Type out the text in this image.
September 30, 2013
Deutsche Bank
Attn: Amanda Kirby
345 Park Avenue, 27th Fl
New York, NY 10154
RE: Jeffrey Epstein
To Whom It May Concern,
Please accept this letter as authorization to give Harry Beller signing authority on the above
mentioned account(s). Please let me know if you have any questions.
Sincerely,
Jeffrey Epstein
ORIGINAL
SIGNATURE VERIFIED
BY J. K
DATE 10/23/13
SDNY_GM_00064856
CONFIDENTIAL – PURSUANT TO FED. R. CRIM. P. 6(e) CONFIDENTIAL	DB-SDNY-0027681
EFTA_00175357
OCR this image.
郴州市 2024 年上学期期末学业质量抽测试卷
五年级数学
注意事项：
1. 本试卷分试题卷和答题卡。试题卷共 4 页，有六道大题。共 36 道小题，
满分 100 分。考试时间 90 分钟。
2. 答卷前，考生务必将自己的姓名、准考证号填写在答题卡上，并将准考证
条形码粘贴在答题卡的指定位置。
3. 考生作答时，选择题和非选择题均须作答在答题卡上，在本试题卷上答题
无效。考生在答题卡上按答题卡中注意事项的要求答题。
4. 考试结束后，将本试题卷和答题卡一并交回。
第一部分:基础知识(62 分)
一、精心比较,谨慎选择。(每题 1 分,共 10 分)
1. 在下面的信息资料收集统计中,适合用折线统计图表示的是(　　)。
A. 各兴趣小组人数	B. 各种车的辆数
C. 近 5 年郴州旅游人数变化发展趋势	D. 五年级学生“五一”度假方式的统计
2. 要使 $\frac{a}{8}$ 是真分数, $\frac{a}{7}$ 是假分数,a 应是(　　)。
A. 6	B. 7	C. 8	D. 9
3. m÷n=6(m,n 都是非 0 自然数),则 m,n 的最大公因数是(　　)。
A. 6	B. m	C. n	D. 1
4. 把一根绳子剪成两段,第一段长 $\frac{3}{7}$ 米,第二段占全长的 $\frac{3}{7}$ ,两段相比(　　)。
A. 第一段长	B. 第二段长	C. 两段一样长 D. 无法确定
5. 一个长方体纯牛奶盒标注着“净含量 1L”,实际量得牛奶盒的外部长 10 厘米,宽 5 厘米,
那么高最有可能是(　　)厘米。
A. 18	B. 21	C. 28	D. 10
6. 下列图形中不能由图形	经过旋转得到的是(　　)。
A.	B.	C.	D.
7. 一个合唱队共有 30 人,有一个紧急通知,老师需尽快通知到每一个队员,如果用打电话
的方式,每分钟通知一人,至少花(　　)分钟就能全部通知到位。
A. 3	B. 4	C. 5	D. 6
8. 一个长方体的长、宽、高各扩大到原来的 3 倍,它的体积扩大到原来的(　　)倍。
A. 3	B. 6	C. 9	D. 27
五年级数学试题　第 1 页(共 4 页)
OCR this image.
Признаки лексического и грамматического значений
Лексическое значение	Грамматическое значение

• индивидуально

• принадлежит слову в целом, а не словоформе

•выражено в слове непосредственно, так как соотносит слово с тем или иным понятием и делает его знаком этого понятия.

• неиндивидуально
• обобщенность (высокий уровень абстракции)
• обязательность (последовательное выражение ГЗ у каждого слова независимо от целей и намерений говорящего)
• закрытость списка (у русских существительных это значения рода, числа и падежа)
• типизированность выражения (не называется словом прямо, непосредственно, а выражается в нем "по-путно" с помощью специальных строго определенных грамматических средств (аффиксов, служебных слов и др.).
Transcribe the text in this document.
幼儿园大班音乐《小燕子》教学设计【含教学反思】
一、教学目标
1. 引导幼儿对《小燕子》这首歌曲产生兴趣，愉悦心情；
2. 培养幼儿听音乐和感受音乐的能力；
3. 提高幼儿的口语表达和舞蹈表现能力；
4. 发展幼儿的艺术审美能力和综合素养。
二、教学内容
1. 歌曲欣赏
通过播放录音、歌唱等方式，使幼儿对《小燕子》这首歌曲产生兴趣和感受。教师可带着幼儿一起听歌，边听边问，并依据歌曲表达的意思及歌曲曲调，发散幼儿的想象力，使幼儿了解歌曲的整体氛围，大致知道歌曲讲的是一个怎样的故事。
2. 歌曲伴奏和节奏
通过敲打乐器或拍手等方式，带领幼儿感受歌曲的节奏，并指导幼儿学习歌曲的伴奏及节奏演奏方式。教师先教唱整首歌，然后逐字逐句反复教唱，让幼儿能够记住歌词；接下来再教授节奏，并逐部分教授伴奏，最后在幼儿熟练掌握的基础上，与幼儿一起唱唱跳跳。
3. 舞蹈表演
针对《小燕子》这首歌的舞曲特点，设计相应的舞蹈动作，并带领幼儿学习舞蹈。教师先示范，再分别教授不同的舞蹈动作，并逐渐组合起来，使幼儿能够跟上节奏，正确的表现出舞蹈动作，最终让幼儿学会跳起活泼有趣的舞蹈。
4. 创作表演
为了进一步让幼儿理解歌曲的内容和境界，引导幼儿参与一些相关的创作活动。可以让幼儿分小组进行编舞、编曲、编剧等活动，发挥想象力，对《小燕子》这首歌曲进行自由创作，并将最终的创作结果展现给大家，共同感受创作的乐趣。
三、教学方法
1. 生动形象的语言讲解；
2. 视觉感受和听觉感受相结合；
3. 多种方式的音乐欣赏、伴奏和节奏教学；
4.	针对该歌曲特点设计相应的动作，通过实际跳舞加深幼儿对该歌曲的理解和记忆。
+===+
SHORT PROBLEM:
Quote all the records exactly, please, leaving none out.

SOLUTION TO THE EXERCISE:
Type out the text in this image.
September 30, 2013
Deutsche Bank
Attn: Amanda Kirby
345 Park Avenue, 27th Fl
New York, NY 10154
RE: Jeffrey Epstein
To Whom It May Concern,
Please accept this letter as authorization to give Harry Beller signing authority on the above
mentioned account(s). Please let me know if you have any questions.
Sincerely,
Jeffrey Epstein
ORIGINAL
SIGNATURE VERIFIED
BY J. K
DATE 10/23/13
SDNY_GM_00064856
CONFIDENTIAL – PURSUANT TO FED. R. CRIM. P. 6(e) CONFIDENTIAL	DB-SDNY-0027681
EFTA_00175357
OCR this image.
郴州市 2024 年上学期期末学业质量抽测试卷
五年级数学
注意事项：
1. 本试卷分试题卷和答题卡。试题卷共 4 页，有六道大题。共 36 道小题，
满分 100 分。考试时间 90 分钟。
2. 答卷前，考生务必将自己的姓名、准考证号填写在答题卡上，并将准考证
条形码粘贴在答题卡的指定位置。
3. 考生作答时，选择题和非选择题均须作答在答题卡上，在本试题卷上答题
无效。考生在答题卡上按答题卡中注意事项的要求答题。
4. 考试结束后，将本试题卷和答题卡一并交回。
第一部分:基础知识(62 分)
一、精心比较,谨慎选择。(每题 1 分,共 10 分)
1. 在下面的信息资料收集统计中,适合用折线统计图表示的是(　　)。
A. 各兴趣小组人数	B. 各种车的辆数
C. 近 5 年郴州旅游人数变化发展趋势	D. 五年级学生“五一”度假方式的统计
2. 要使 $\frac{a}{8}$ 是真分数, $\frac{a}{7}$ 是假分数,a 应是(　　)。
A. 6	B. 7	C. 8	D. 9
3. m÷n=6(m,n 都是非 0 自然数),则 m,n 的最大公因数是(　　)。
A. 6	B. m	C. n	D. 1
4. 把一根绳子剪成两段,第一段长 $\frac{3}{7}$ 米,第二段占全长的 $\frac{3}{7}$ ,两段相比(　　)。
A. 第一段长	B. 第二段长	C. 两段一样长 D. 无法确定
5. 一个长方体纯牛奶盒标注着“净含量 1L”,实际量得牛奶盒的外部长 10 厘米,宽 5 厘米,
那么高最有可能是(　　)厘米。
A. 18	B. 21	C. 28	D. 10
6. 下列图形中不能由图形	经过旋转得到的是(　　)。
A.	B.	C.	D.
7. 一个合唱队共有 30 人,有一个紧急通知,老师需尽快通知到每一个队员,如果用打电话
的方式,每分钟通知一人,至少花(　　)分钟就能全部通知到位。
A. 3	B. 4	C. 5	D. 6
8. 一个长方体的长、宽、高各扩大到原来的 3 倍,它的体积扩大到原来的(　　)倍。
A. 3	B. 6	C. 9	D. 27
五年级数学试题　第 1 页(共 4 页)
OCR this image.
Признаки лексического и грамматического значений
Лексическое значение	Грамматическое значение

• индивидуально

• принадлежит слову в целом, а не словоформе

•выражено в слове непосредственно, так как соотносит слово с тем или иным понятием и делает его знаком этого понятия.

• неиндивидуально
• обобщенность (высокий уровень абстракции)
• обязательность (последовательное выражение ГЗ у каждого слова независимо от целей и намерений говорящего)
• закрытость списка (у русских существительных это значения рода, числа и падежа)
• типизированность выражения (не называется словом прямо, непосредственно, а выражается в нем "по-путно" с помощью специальных строго определенных грамматических средств (аффиксов, служебных слов и др.).
Transcribe the text in this document.
幼儿园大班音乐《小燕子》教学设计【含教学反思】
一、教学目标
1. 引导幼儿对《小燕子》这首歌曲产生兴趣，愉悦心情；
2. 培养幼儿听音乐和感受音乐的能力；
3. 提高幼儿的口语表达和舞蹈表现能力；
4. 发展幼儿的艺术审美能力和综合素养。
二、教学内容
1. 歌曲欣赏
通过播放录音、歌唱等方式，使幼儿对《小燕子》这首歌曲产生兴趣和感受。教师可带着幼儿一起听歌，边听边问，并依据歌曲表达的意思及歌曲曲调，发散幼儿的想象力，使幼儿了解歌曲的整体氛围，大致知道歌曲讲的是一个怎样的故事。
2. 歌曲伴奏和节奏
通过敲打乐器或拍手等方式，带领幼儿感受歌曲的节奏，并指导幼儿学习歌曲的伴奏及节奏演奏方式。教师先教唱整首歌，然后逐字逐句反复教唱，让幼儿能够记住歌词；接下来再教授节奏，并逐部分教授伴奏，最后在幼儿熟练掌握的基础上，与幼儿一起唱唱跳跳。
3. 舞蹈表演
针对《小燕子》这首歌的舞曲特点，设计相应的舞蹈动作，并带领幼儿学习舞蹈。教师先示范，再分别教授不同的舞蹈动作，并逐渐组合起来，使幼儿能够跟上节奏，正确的表现出舞蹈动作，最终让幼儿学会跳起活泼有趣的舞蹈。
4. 创作表演
为了进一步让幼儿理解歌曲的内容和境界，引导幼儿参与一些相关的创作活动。可以让幼儿分小组进行编舞、编曲、编剧等活动，发挥想象力，对《小燕子》这首歌曲进行自由创作，并将最终的创作结果展现给大家，共同感受创作的乐趣。
三、教学方法
1. 生动形象的语言讲解；
2. 视觉感受和听觉感受相结合；
3. 多种方式的音乐欣赏、伴奏和节奏教学；
4.	针对该歌曲特点设计相应的动作，通过实际跳舞加深幼儿对该歌曲的理解和记忆。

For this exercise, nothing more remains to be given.